| Instructions to follow |
Pictures do not belong in the copy. Return all of the entries exactly.

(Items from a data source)

-------

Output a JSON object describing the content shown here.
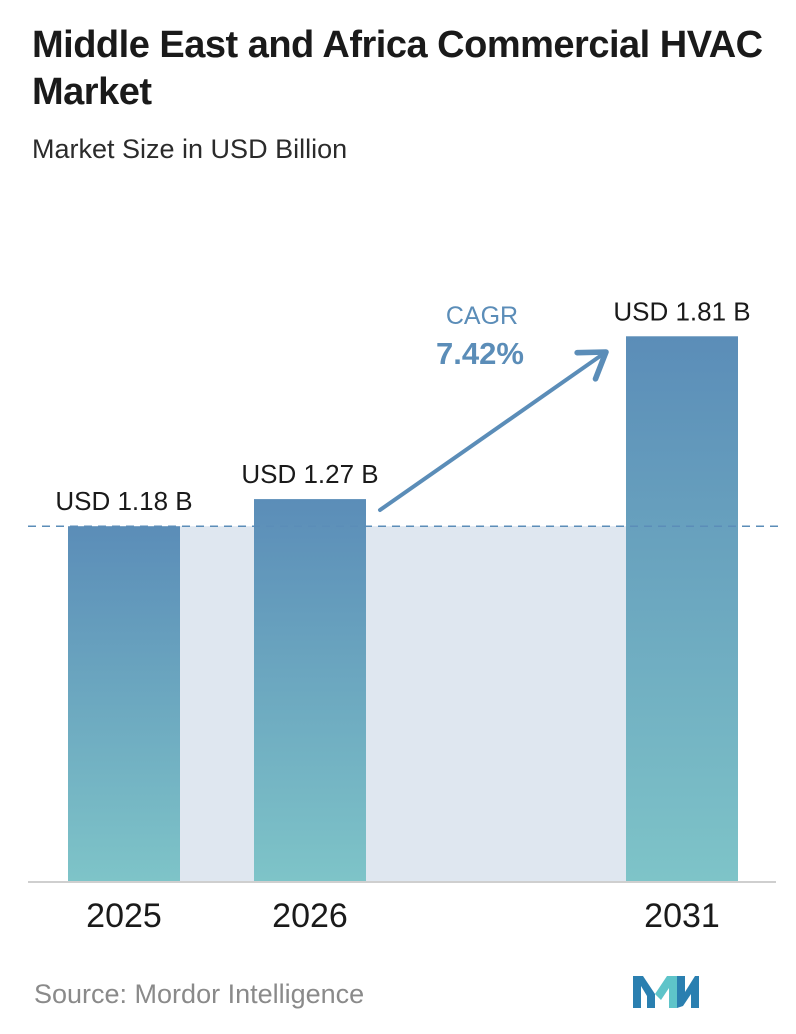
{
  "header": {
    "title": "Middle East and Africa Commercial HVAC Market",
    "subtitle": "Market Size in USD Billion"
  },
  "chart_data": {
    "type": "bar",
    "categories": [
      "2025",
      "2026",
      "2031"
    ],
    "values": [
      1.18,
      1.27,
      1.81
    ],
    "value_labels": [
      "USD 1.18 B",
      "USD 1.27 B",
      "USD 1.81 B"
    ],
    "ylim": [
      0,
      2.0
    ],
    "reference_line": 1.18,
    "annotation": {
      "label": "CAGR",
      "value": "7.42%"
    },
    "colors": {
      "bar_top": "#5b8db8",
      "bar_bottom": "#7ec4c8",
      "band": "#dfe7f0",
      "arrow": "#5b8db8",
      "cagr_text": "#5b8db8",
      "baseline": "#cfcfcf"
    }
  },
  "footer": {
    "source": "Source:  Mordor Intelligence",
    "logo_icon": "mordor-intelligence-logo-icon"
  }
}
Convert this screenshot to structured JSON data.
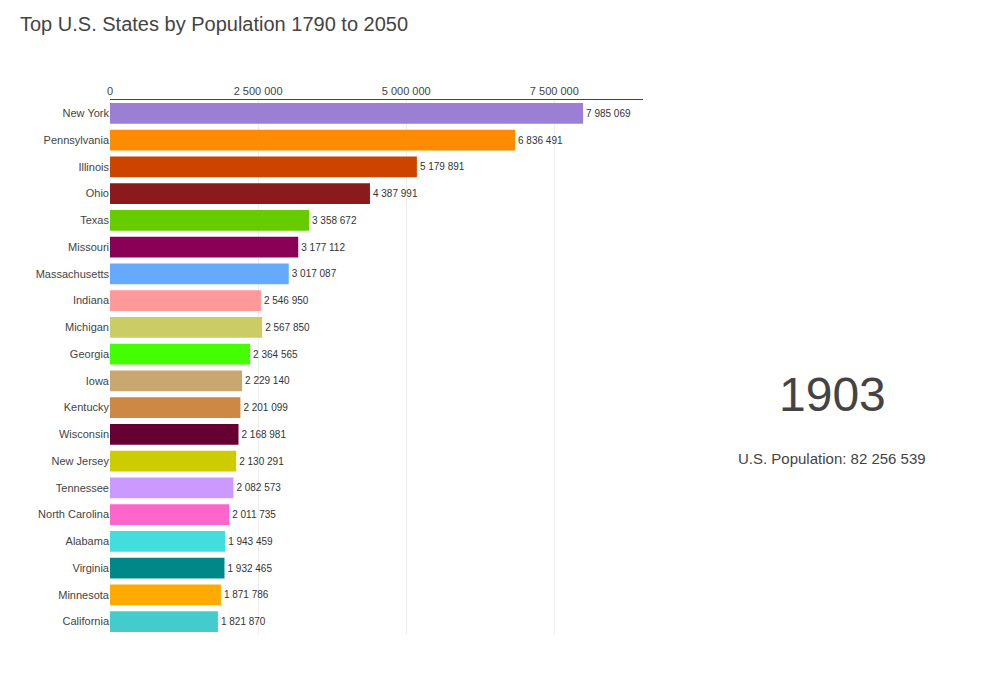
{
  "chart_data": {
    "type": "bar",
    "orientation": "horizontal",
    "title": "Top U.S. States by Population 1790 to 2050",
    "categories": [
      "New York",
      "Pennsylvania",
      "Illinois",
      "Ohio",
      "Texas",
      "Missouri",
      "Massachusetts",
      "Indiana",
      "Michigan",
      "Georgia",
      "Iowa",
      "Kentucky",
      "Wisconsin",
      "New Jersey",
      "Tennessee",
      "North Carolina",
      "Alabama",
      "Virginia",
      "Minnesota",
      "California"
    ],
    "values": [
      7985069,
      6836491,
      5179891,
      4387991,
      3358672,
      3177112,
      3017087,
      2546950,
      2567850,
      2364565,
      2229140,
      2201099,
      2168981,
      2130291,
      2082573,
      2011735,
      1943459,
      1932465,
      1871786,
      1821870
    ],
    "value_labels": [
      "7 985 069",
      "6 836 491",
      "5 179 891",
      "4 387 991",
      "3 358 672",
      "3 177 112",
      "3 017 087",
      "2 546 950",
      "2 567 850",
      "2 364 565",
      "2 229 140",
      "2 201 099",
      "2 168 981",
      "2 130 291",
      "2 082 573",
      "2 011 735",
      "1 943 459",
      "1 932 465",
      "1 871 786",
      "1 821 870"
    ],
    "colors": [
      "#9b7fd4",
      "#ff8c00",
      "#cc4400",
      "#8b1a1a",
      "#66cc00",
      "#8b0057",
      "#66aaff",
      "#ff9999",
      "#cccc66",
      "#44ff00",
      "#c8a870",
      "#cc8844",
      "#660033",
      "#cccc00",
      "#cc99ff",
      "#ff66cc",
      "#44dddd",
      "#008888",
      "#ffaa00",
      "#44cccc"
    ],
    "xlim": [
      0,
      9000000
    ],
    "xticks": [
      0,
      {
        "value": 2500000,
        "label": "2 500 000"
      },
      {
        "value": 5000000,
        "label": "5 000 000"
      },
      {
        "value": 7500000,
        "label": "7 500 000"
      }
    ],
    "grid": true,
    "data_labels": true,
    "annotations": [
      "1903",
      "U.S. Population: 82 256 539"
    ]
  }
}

-------

| Full output |
Output a JSON object describing the content shown here.
{
  "header": {
    "title": "Middle East and Africa Commercial HVAC Market",
    "subtitle": "Market Size in USD Billion"
  },
  "chart_data": {
    "type": "bar",
    "categories": [
      "2025",
      "2026",
      "2031"
    ],
    "values": [
      1.18,
      1.27,
      1.81
    ],
    "value_labels": [
      "USD 1.18 B",
      "USD 1.27 B",
      "USD 1.81 B"
    ],
    "ylim": [
      0,
      2.0
    ],
    "reference_line": 1.18,
    "annotation": {
      "label": "CAGR",
      "value": "7.42%"
    },
    "colors": {
      "bar_top": "#5b8db8",
      "bar_bottom": "#7ec4c8",
      "band": "#dfe7f0",
      "arrow": "#5b8db8",
      "cagr_text": "#5b8db8",
      "baseline": "#cfcfcf"
    }
  },
  "footer": {
    "source": "Source:  Mordor Intelligence",
    "logo_icon": "mordor-intelligence-logo-icon"
  }
}
Convert this screenshot to structured JSON data.
{
  "chart_data": {
    "type": "bar",
    "orientation": "horizontal",
    "title": "Top U.S. States by Population 1790 to 2050",
    "categories": [
      "New York",
      "Pennsylvania",
      "Illinois",
      "Ohio",
      "Texas",
      "Missouri",
      "Massachusetts",
      "Indiana",
      "Michigan",
      "Georgia",
      "Iowa",
      "Kentucky",
      "Wisconsin",
      "New Jersey",
      "Tennessee",
      "North Carolina",
      "Alabama",
      "Virginia",
      "Minnesota",
      "California"
    ],
    "values": [
      7985069,
      6836491,
      5179891,
      4387991,
      3358672,
      3177112,
      3017087,
      2546950,
      2567850,
      2364565,
      2229140,
      2201099,
      2168981,
      2130291,
      2082573,
      2011735,
      1943459,
      1932465,
      1871786,
      1821870
    ],
    "value_labels": [
      "7 985 069",
      "6 836 491",
      "5 179 891",
      "4 387 991",
      "3 358 672",
      "3 177 112",
      "3 017 087",
      "2 546 950",
      "2 567 850",
      "2 364 565",
      "2 229 140",
      "2 201 099",
      "2 168 981",
      "2 130 291",
      "2 082 573",
      "2 011 735",
      "1 943 459",
      "1 932 465",
      "1 871 786",
      "1 821 870"
    ],
    "colors": [
      "#9b7fd4",
      "#ff8c00",
      "#cc4400",
      "#8b1a1a",
      "#66cc00",
      "#8b0057",
      "#66aaff",
      "#ff9999",
      "#cccc66",
      "#44ff00",
      "#c8a870",
      "#cc8844",
      "#660033",
      "#cccc00",
      "#cc99ff",
      "#ff66cc",
      "#44dddd",
      "#008888",
      "#ffaa00",
      "#44cccc"
    ],
    "xlim": [
      0,
      9000000
    ],
    "xticks": [
      0,
      {
        "value": 2500000,
        "label": "2 500 000"
      },
      {
        "value": 5000000,
        "label": "5 000 000"
      },
      {
        "value": 7500000,
        "label": "7 500 000"
      }
    ],
    "grid": true,
    "data_labels": true,
    "annotations": [
      "1903",
      "U.S. Population: 82 256 539"
    ]
  }
}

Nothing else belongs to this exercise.